§ **DIRECTION**: Go through the lines below and copy each one that holds the string "quickly".

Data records

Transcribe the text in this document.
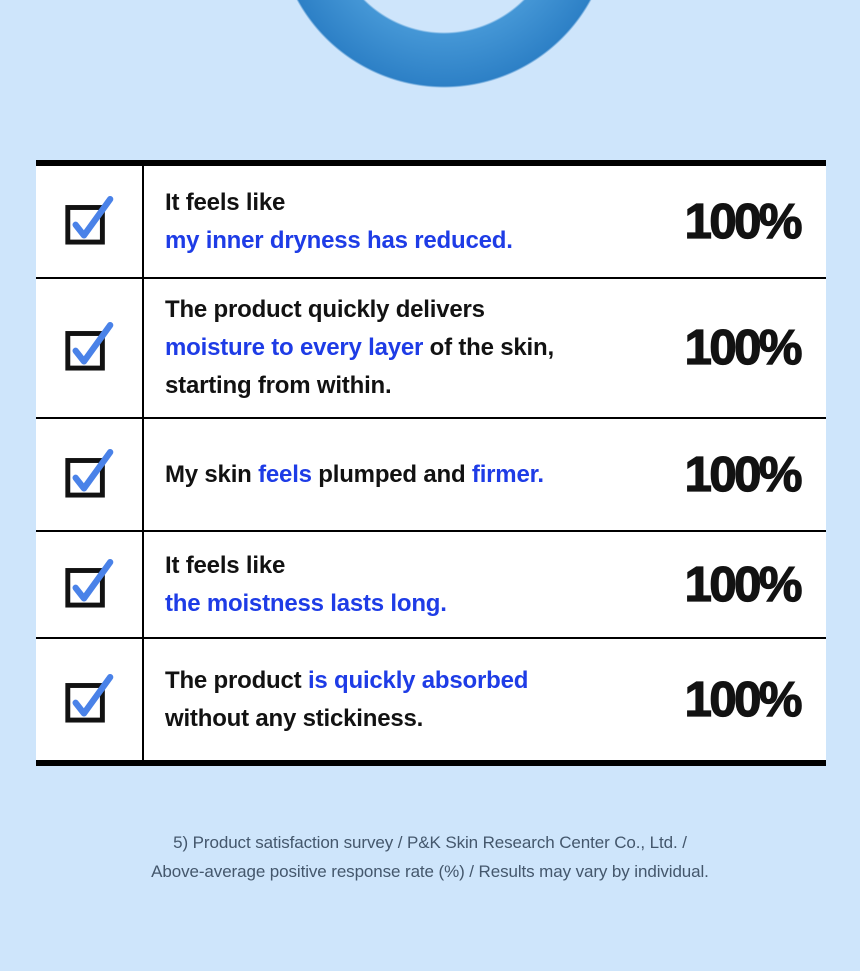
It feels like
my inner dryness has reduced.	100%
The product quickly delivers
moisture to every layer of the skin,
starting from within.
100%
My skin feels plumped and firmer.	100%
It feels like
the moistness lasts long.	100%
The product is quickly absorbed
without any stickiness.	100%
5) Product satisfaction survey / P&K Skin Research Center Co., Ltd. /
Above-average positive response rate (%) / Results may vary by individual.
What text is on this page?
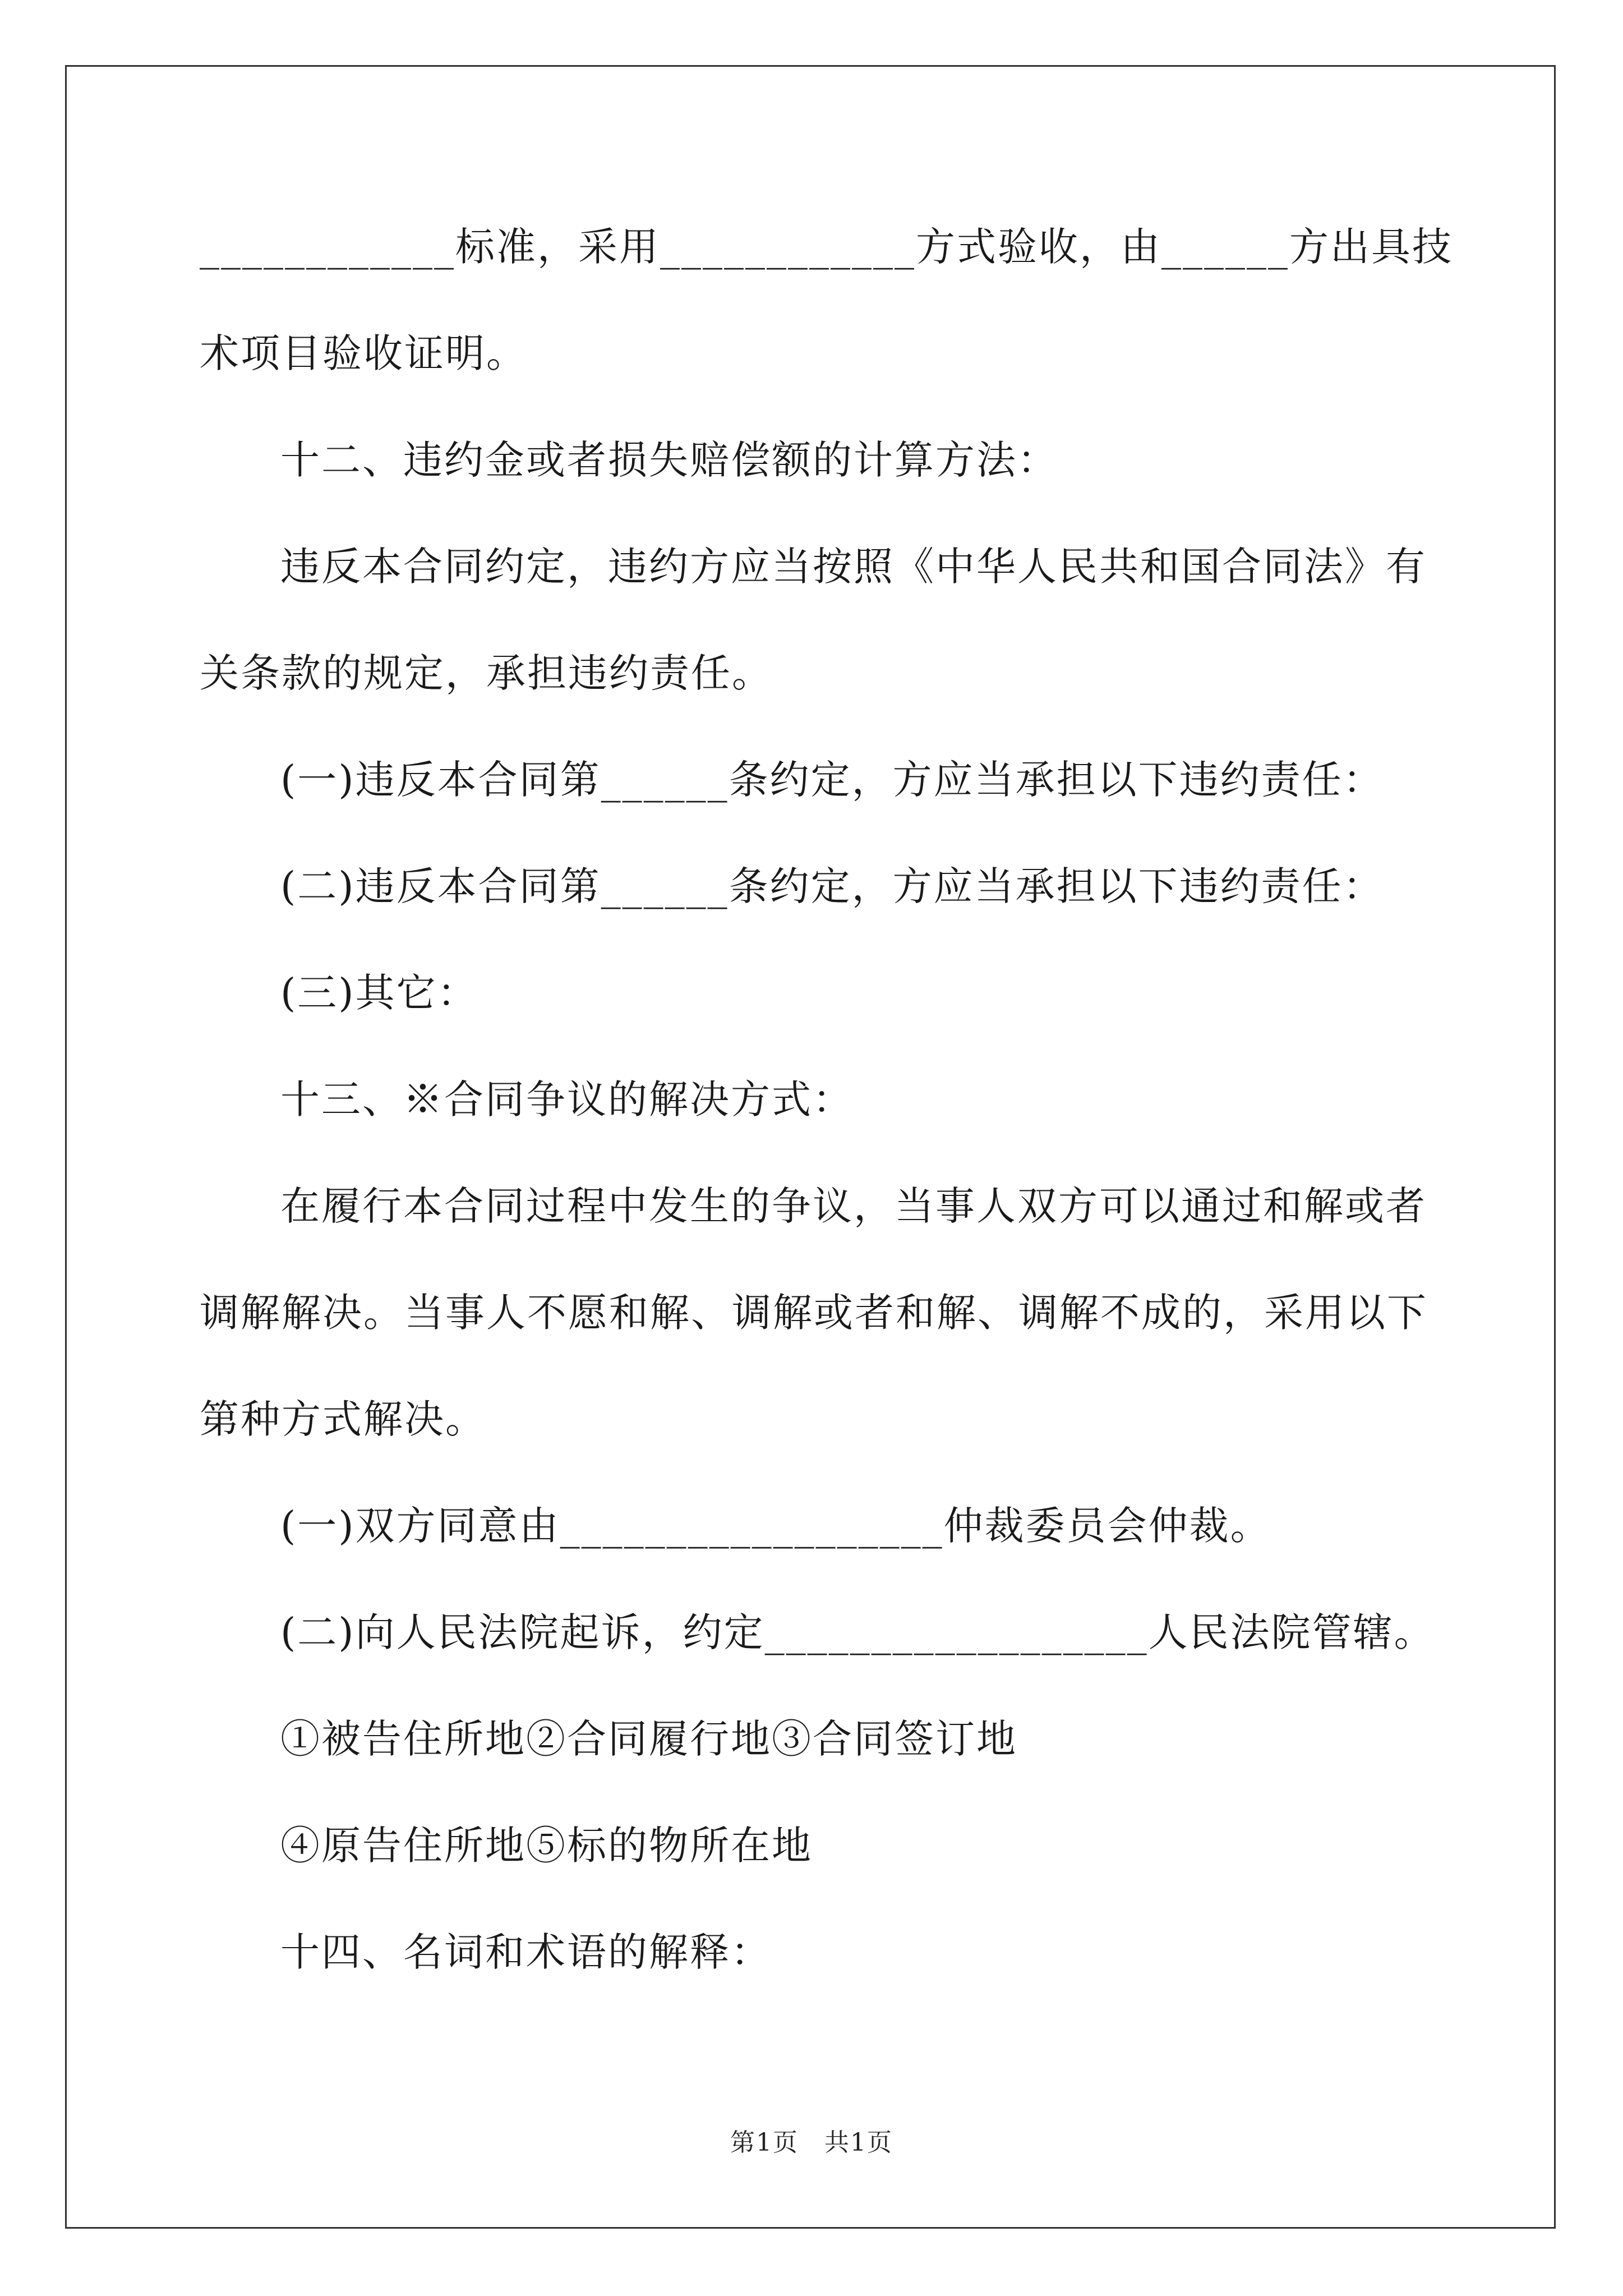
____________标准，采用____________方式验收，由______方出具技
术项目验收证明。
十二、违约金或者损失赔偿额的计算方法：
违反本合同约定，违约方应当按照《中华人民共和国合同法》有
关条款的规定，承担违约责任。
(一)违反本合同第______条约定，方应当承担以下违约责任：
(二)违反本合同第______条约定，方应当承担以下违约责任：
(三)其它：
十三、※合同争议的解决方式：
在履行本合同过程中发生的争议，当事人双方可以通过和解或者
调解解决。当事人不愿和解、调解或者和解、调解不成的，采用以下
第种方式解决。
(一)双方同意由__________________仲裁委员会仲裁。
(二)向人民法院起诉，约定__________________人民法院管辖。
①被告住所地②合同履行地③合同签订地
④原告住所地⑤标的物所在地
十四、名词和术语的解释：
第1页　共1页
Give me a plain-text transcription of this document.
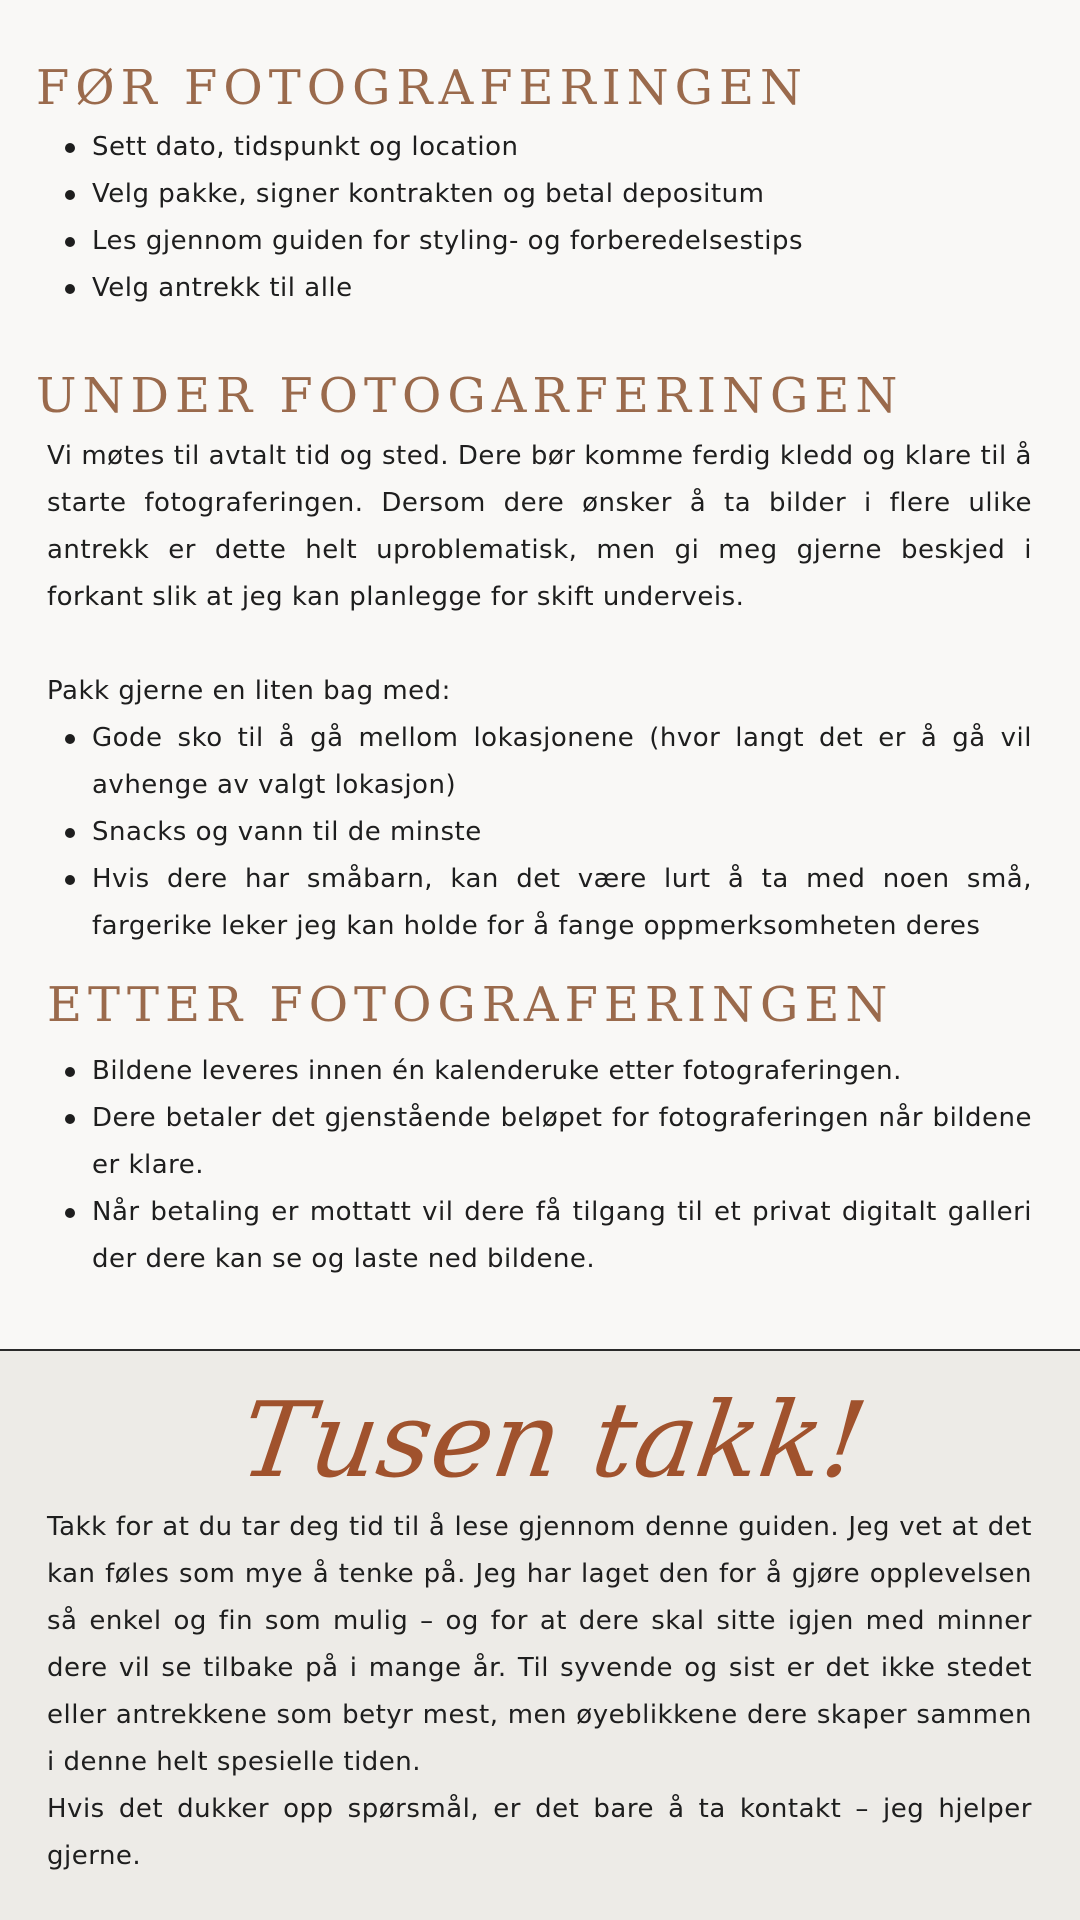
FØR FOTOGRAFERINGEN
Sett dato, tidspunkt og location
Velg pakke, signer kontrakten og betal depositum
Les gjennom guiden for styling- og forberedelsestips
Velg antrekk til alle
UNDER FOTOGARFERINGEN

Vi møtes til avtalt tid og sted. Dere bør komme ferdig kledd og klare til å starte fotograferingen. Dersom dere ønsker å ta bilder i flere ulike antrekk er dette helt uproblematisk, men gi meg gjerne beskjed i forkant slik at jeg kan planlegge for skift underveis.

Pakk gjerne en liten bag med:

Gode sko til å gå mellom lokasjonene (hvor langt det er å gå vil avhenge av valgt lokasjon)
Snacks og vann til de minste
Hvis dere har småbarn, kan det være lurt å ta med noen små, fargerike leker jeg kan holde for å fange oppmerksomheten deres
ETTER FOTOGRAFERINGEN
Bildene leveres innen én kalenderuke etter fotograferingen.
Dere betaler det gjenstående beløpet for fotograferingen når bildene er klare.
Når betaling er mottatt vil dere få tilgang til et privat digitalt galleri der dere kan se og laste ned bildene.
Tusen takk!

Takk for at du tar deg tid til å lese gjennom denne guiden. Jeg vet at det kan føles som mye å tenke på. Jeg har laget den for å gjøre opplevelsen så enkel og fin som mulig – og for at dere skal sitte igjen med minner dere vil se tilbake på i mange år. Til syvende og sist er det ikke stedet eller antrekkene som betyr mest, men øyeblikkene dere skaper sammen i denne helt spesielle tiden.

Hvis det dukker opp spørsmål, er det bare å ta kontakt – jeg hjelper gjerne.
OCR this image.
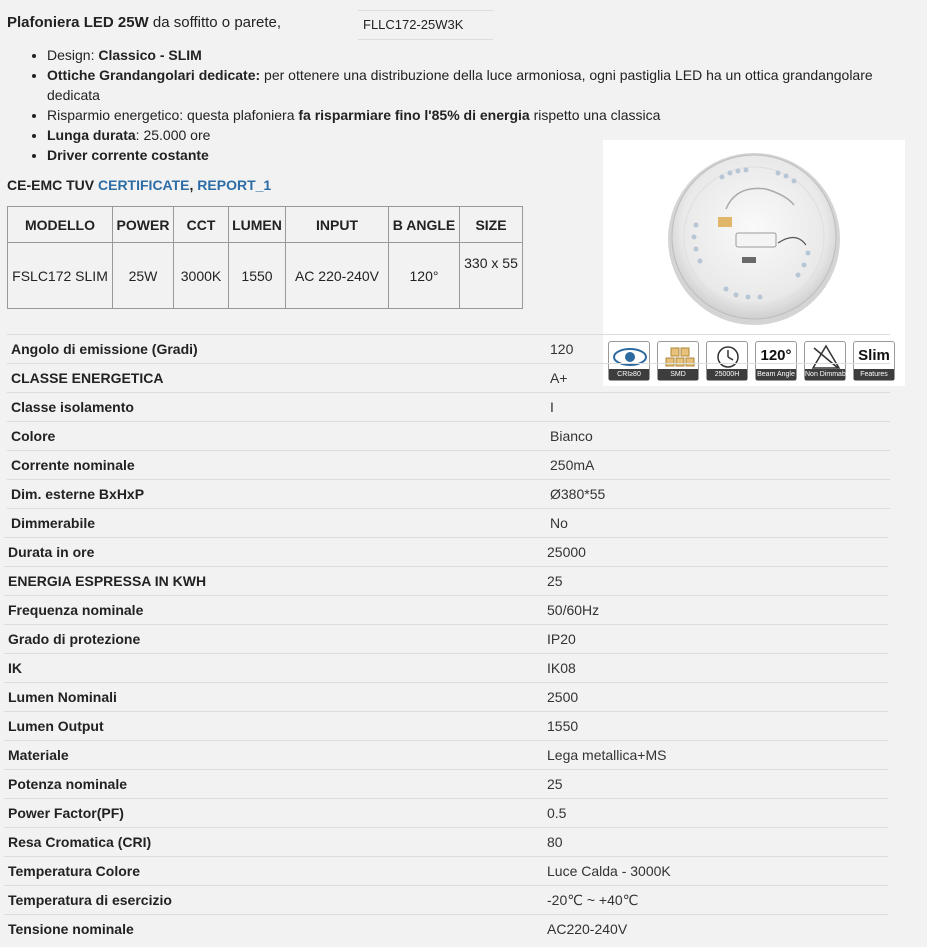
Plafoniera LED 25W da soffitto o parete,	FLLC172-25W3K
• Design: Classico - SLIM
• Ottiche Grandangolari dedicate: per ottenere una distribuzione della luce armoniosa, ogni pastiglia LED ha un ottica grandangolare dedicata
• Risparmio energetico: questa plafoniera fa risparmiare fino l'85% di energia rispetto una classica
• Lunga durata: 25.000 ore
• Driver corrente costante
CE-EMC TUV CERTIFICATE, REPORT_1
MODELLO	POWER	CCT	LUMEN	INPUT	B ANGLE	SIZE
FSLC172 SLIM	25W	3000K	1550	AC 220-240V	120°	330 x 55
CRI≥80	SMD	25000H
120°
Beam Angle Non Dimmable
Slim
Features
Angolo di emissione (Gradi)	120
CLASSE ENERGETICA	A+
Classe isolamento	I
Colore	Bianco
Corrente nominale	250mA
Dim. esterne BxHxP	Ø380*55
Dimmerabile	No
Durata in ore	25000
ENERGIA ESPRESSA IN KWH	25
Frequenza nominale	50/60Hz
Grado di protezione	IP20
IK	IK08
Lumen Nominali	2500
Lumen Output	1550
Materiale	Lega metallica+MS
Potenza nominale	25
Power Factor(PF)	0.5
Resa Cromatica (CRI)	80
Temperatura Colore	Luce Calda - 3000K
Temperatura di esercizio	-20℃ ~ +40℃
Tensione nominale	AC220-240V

§ **RESPONSE TO THIS TASK**:
The product quickly delivers
The product is quickly absorbed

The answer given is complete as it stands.